◆ **Problem**
Make an exact copy of the data below, leaving out every picture.
□ □ □ □ □ □ □
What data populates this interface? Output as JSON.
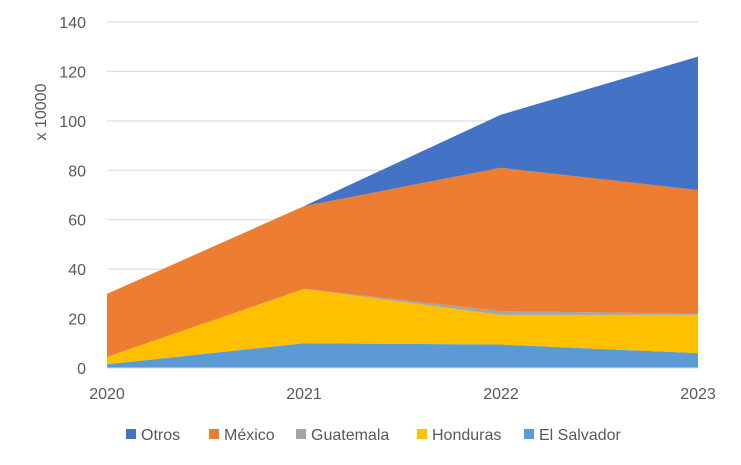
{
  "chart_data": {
    "type": "area",
    "stacked": true,
    "title": "",
    "xlabel": "",
    "ylabel": "x 10000",
    "ylim": [
      0,
      140
    ],
    "y_ticks": [
      "0",
      "20",
      "40",
      "60",
      "80",
      "100",
      "120",
      "140"
    ],
    "categories": [
      "2020",
      "2021",
      "2022",
      "2023"
    ],
    "series": [
      {
        "name": "El Salvador",
        "color": "#5B9BD5",
        "values": [
          1.5,
          10,
          9.5,
          6
        ]
      },
      {
        "name": "Honduras",
        "color": "#FFC000",
        "values": [
          3,
          22,
          12,
          15.5
        ]
      },
      {
        "name": "Guatemala",
        "color": "#A5A5A5",
        "values": [
          0,
          0,
          1.5,
          0.5
        ]
      },
      {
        "name": "México",
        "color": "#ED7D31",
        "values": [
          25.5,
          33.5,
          58,
          50
        ]
      },
      {
        "name": "Otros",
        "color": "#4472C4",
        "values": [
          0,
          0,
          21.5,
          54
        ]
      }
    ],
    "legend": [
      "Otros",
      "México",
      "Guatemala",
      "Honduras",
      "El Salvador"
    ],
    "legend_position": "bottom",
    "grid": true
  }
}
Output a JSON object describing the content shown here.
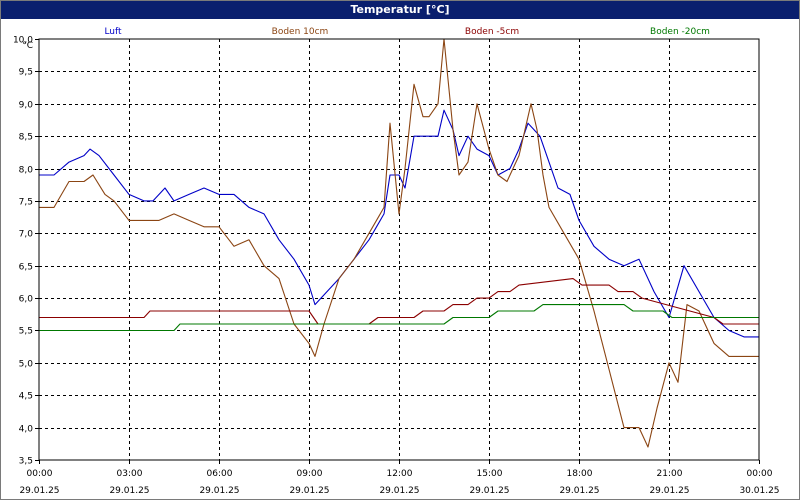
{
  "window": {
    "title": "Temperatur [°C]"
  },
  "chart_data": {
    "type": "line",
    "title": "Temperatur [°C]",
    "ylabel": "°C",
    "ylim": [
      3.5,
      10.0
    ],
    "ytick_step": 0.5,
    "grid": true,
    "legend_position": "top",
    "x_ticks": [
      {
        "time": "00:00",
        "date": "29.01.25"
      },
      {
        "time": "03:00",
        "date": "29.01.25"
      },
      {
        "time": "06:00",
        "date": "29.01.25"
      },
      {
        "time": "09:00",
        "date": "29.01.25"
      },
      {
        "time": "12:00",
        "date": "29.01.25"
      },
      {
        "time": "15:00",
        "date": "29.01.25"
      },
      {
        "time": "18:00",
        "date": "29.01.25"
      },
      {
        "time": "21:00",
        "date": "29.01.25"
      },
      {
        "time": "00:00",
        "date": "30.01.25"
      }
    ],
    "x_unit": "hours since 29.01.25 00:00",
    "xlim": [
      0,
      24
    ],
    "series": [
      {
        "name": "Luft",
        "color": "#0000c8",
        "x": [
          0,
          0.5,
          1,
          1.5,
          1.7,
          2,
          2.5,
          3,
          3.5,
          3.8,
          4.2,
          4.5,
          5,
          5.5,
          6,
          6.5,
          7,
          7.5,
          8,
          8.5,
          9,
          9.2,
          9.6,
          10,
          10.5,
          11,
          11.5,
          11.7,
          12,
          12.2,
          12.5,
          13,
          13.3,
          13.5,
          13.8,
          14,
          14.3,
          14.6,
          15,
          15.3,
          15.7,
          16,
          16.3,
          16.7,
          17,
          17.3,
          17.7,
          18,
          18.5,
          19,
          19.5,
          20,
          20.5,
          21,
          21.5,
          22,
          22.5,
          23,
          23.5,
          24
        ],
        "y": [
          7.9,
          7.9,
          8.1,
          8.2,
          8.3,
          8.2,
          7.9,
          7.6,
          7.5,
          7.5,
          7.7,
          7.5,
          7.6,
          7.7,
          7.6,
          7.6,
          7.4,
          7.3,
          6.9,
          6.6,
          6.2,
          5.9,
          6.1,
          6.3,
          6.6,
          6.9,
          7.3,
          7.9,
          7.9,
          7.7,
          8.5,
          8.5,
          8.5,
          8.9,
          8.6,
          8.2,
          8.5,
          8.3,
          8.2,
          7.9,
          8.0,
          8.3,
          8.7,
          8.5,
          8.1,
          7.7,
          7.6,
          7.2,
          6.8,
          6.6,
          6.5,
          6.6,
          6.1,
          5.7,
          6.5,
          6.1,
          5.7,
          5.5,
          5.4,
          5.4
        ]
      },
      {
        "name": "Boden 10cm",
        "color": "#8b4513",
        "x": [
          0,
          0.5,
          1,
          1.5,
          1.8,
          2.2,
          2.5,
          3,
          3.5,
          4,
          4.5,
          5,
          5.5,
          6,
          6.5,
          7,
          7.5,
          8,
          8.5,
          9,
          9.2,
          9.5,
          10,
          10.5,
          11,
          11.5,
          11.7,
          12,
          12.2,
          12.5,
          12.8,
          13,
          13.3,
          13.5,
          13.8,
          14,
          14.3,
          14.6,
          15,
          15.3,
          15.6,
          16,
          16.4,
          16.6,
          16.8,
          17,
          17.5,
          18,
          18.5,
          19,
          19.5,
          20,
          20.3,
          20.6,
          21,
          21.3,
          21.6,
          22,
          22.5,
          23,
          24
        ],
        "y": [
          7.4,
          7.4,
          7.8,
          7.8,
          7.9,
          7.6,
          7.5,
          7.2,
          7.2,
          7.2,
          7.3,
          7.2,
          7.1,
          7.1,
          6.8,
          6.9,
          6.5,
          6.3,
          5.6,
          5.3,
          5.1,
          5.6,
          6.3,
          6.6,
          7.0,
          7.4,
          8.7,
          7.3,
          8.0,
          9.3,
          8.8,
          8.8,
          9.0,
          10.0,
          8.6,
          7.9,
          8.1,
          9.0,
          8.3,
          7.9,
          7.8,
          8.2,
          9.0,
          8.6,
          7.9,
          7.4,
          7.0,
          6.6,
          5.8,
          4.9,
          4.0,
          4.0,
          3.7,
          4.3,
          5.0,
          4.7,
          5.9,
          5.8,
          5.3,
          5.1,
          5.1
        ]
      },
      {
        "name": "Boden -5cm",
        "color": "#8b0000",
        "x": [
          0,
          3.5,
          3.7,
          9,
          9.3,
          11,
          11.3,
          12.5,
          12.8,
          13.5,
          13.8,
          14.3,
          14.6,
          15,
          15.3,
          15.7,
          16,
          17.8,
          18.1,
          19,
          19.3,
          19.8,
          20.1,
          22.5,
          22.8,
          24
        ],
        "y": [
          5.7,
          5.7,
          5.8,
          5.8,
          5.6,
          5.6,
          5.7,
          5.7,
          5.8,
          5.8,
          5.9,
          5.9,
          6.0,
          6.0,
          6.1,
          6.1,
          6.2,
          6.3,
          6.2,
          6.2,
          6.1,
          6.1,
          6.0,
          5.7,
          5.6,
          5.6
        ]
      },
      {
        "name": "Boden -20cm",
        "color": "#007800",
        "x": [
          0,
          4.5,
          4.7,
          13.5,
          13.8,
          15,
          15.3,
          16.5,
          16.8,
          19.5,
          19.8,
          20.8,
          21.1,
          24
        ],
        "y": [
          5.5,
          5.5,
          5.6,
          5.6,
          5.7,
          5.7,
          5.8,
          5.8,
          5.9,
          5.9,
          5.8,
          5.8,
          5.7,
          5.7
        ]
      }
    ]
  }
}
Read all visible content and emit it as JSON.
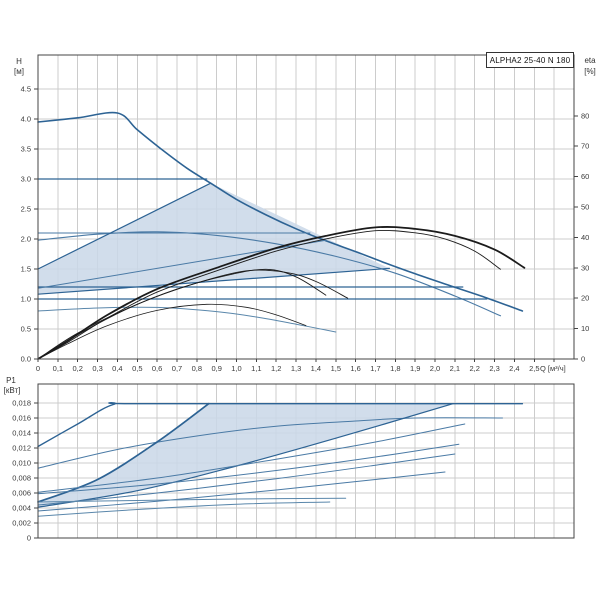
□ □ □ □ □ □ □
◆ **The result**
What data populates this interface? Output as JSON.
{
  "chart_data": {
    "type": "area",
    "stacked": true,
    "title": "",
    "xlabel": "",
    "ylabel": "x 10000",
    "ylim": [
      0,
      140
    ],
    "y_ticks": [
      "0",
      "20",
      "40",
      "60",
      "80",
      "100",
      "120",
      "140"
    ],
    "categories": [
      "2020",
      "2021",
      "2022",
      "2023"
    ],
    "series": [
      {
        "name": "El Salvador",
        "color": "#5B9BD5",
        "values": [
          1.5,
          10,
          9.5,
          6
        ]
      },
      {
        "name": "Honduras",
        "color": "#FFC000",
        "values": [
          3,
          22,
          12,
          15.5
        ]
      },
      {
        "name": "Guatemala",
        "color": "#A5A5A5",
        "values": [
          0,
          0,
          1.5,
          0.5
        ]
      },
      {
        "name": "México",
        "color": "#ED7D31",
        "values": [
          25.5,
          33.5,
          58,
          50
        ]
      },
      {
        "name": "Otros",
        "color": "#4472C4",
        "values": [
          0,
          0,
          21.5,
          54
        ]
      }
    ],
    "legend": [
      "Otros",
      "México",
      "Guatemala",
      "Honduras",
      "El Salvador"
    ],
    "legend_position": "bottom",
    "grid": true
  }
}
Output a JSON object describing the content shown here.
{
  "window": {
    "title": "Temperatur [°C]"
  },
  "chart_data": {
    "type": "line",
    "title": "Temperatur [°C]",
    "ylabel": "°C",
    "ylim": [
      3.5,
      10.0
    ],
    "ytick_step": 0.5,
    "grid": true,
    "legend_position": "top",
    "x_ticks": [
      {
        "time": "00:00",
        "date": "29.01.25"
      },
      {
        "time": "03:00",
        "date": "29.01.25"
      },
      {
        "time": "06:00",
        "date": "29.01.25"
      },
      {
        "time": "09:00",
        "date": "29.01.25"
      },
      {
        "time": "12:00",
        "date": "29.01.25"
      },
      {
        "time": "15:00",
        "date": "29.01.25"
      },
      {
        "time": "18:00",
        "date": "29.01.25"
      },
      {
        "time": "21:00",
        "date": "29.01.25"
      },
      {
        "time": "00:00",
        "date": "30.01.25"
      }
    ],
    "x_unit": "hours since 29.01.25 00:00",
    "xlim": [
      0,
      24
    ],
    "series": [
      {
        "name": "Luft",
        "color": "#0000c8",
        "x": [
          0,
          0.5,
          1,
          1.5,
          1.7,
          2,
          2.5,
          3,
          3.5,
          3.8,
          4.2,
          4.5,
          5,
          5.5,
          6,
          6.5,
          7,
          7.5,
          8,
          8.5,
          9,
          9.2,
          9.6,
          10,
          10.5,
          11,
          11.5,
          11.7,
          12,
          12.2,
          12.5,
          13,
          13.3,
          13.5,
          13.8,
          14,
          14.3,
          14.6,
          15,
          15.3,
          15.7,
          16,
          16.3,
          16.7,
          17,
          17.3,
          17.7,
          18,
          18.5,
          19,
          19.5,
          20,
          20.5,
          21,
          21.5,
          22,
          22.5,
          23,
          23.5,
          24
        ],
        "y": [
          7.9,
          7.9,
          8.1,
          8.2,
          8.3,
          8.2,
          7.9,
          7.6,
          7.5,
          7.5,
          7.7,
          7.5,
          7.6,
          7.7,
          7.6,
          7.6,
          7.4,
          7.3,
          6.9,
          6.6,
          6.2,
          5.9,
          6.1,
          6.3,
          6.6,
          6.9,
          7.3,
          7.9,
          7.9,
          7.7,
          8.5,
          8.5,
          8.5,
          8.9,
          8.6,
          8.2,
          8.5,
          8.3,
          8.2,
          7.9,
          8.0,
          8.3,
          8.7,
          8.5,
          8.1,
          7.7,
          7.6,
          7.2,
          6.8,
          6.6,
          6.5,
          6.6,
          6.1,
          5.7,
          6.5,
          6.1,
          5.7,
          5.5,
          5.4,
          5.4
        ]
      },
      {
        "name": "Boden 10cm",
        "color": "#8b4513",
        "x": [
          0,
          0.5,
          1,
          1.5,
          1.8,
          2.2,
          2.5,
          3,
          3.5,
          4,
          4.5,
          5,
          5.5,
          6,
          6.5,
          7,
          7.5,
          8,
          8.5,
          9,
          9.2,
          9.5,
          10,
          10.5,
          11,
          11.5,
          11.7,
          12,
          12.2,
          12.5,
          12.8,
          13,
          13.3,
          13.5,
          13.8,
          14,
          14.3,
          14.6,
          15,
          15.3,
          15.6,
          16,
          16.4,
          16.6,
          16.8,
          17,
          17.5,
          18,
          18.5,
          19,
          19.5,
          20,
          20.3,
          20.6,
          21,
          21.3,
          21.6,
          22,
          22.5,
          23,
          24
        ],
        "y": [
          7.4,
          7.4,
          7.8,
          7.8,
          7.9,
          7.6,
          7.5,
          7.2,
          7.2,
          7.2,
          7.3,
          7.2,
          7.1,
          7.1,
          6.8,
          6.9,
          6.5,
          6.3,
          5.6,
          5.3,
          5.1,
          5.6,
          6.3,
          6.6,
          7.0,
          7.4,
          8.7,
          7.3,
          8.0,
          9.3,
          8.8,
          8.8,
          9.0,
          10.0,
          8.6,
          7.9,
          8.1,
          9.0,
          8.3,
          7.9,
          7.8,
          8.2,
          9.0,
          8.6,
          7.9,
          7.4,
          7.0,
          6.6,
          5.8,
          4.9,
          4.0,
          4.0,
          3.7,
          4.3,
          5.0,
          4.7,
          5.9,
          5.8,
          5.3,
          5.1,
          5.1
        ]
      },
      {
        "name": "Boden -5cm",
        "color": "#8b0000",
        "x": [
          0,
          3.5,
          3.7,
          9,
          9.3,
          11,
          11.3,
          12.5,
          12.8,
          13.5,
          13.8,
          14.3,
          14.6,
          15,
          15.3,
          15.7,
          16,
          17.8,
          18.1,
          19,
          19.3,
          19.8,
          20.1,
          22.5,
          22.8,
          24
        ],
        "y": [
          5.7,
          5.7,
          5.8,
          5.8,
          5.6,
          5.6,
          5.7,
          5.7,
          5.8,
          5.8,
          5.9,
          5.9,
          6.0,
          6.0,
          6.1,
          6.1,
          6.2,
          6.3,
          6.2,
          6.2,
          6.1,
          6.1,
          6.0,
          5.7,
          5.6,
          5.6
        ]
      },
      {
        "name": "Boden -20cm",
        "color": "#007800",
        "x": [
          0,
          4.5,
          4.7,
          13.5,
          13.8,
          15,
          15.3,
          16.5,
          16.8,
          19.5,
          19.8,
          20.8,
          21.1,
          24
        ],
        "y": [
          5.5,
          5.5,
          5.6,
          5.6,
          5.7,
          5.7,
          5.8,
          5.8,
          5.9,
          5.9,
          5.8,
          5.8,
          5.7,
          5.7
        ]
      }
    ]
  }
}
Read all visible content and emit it as JSON.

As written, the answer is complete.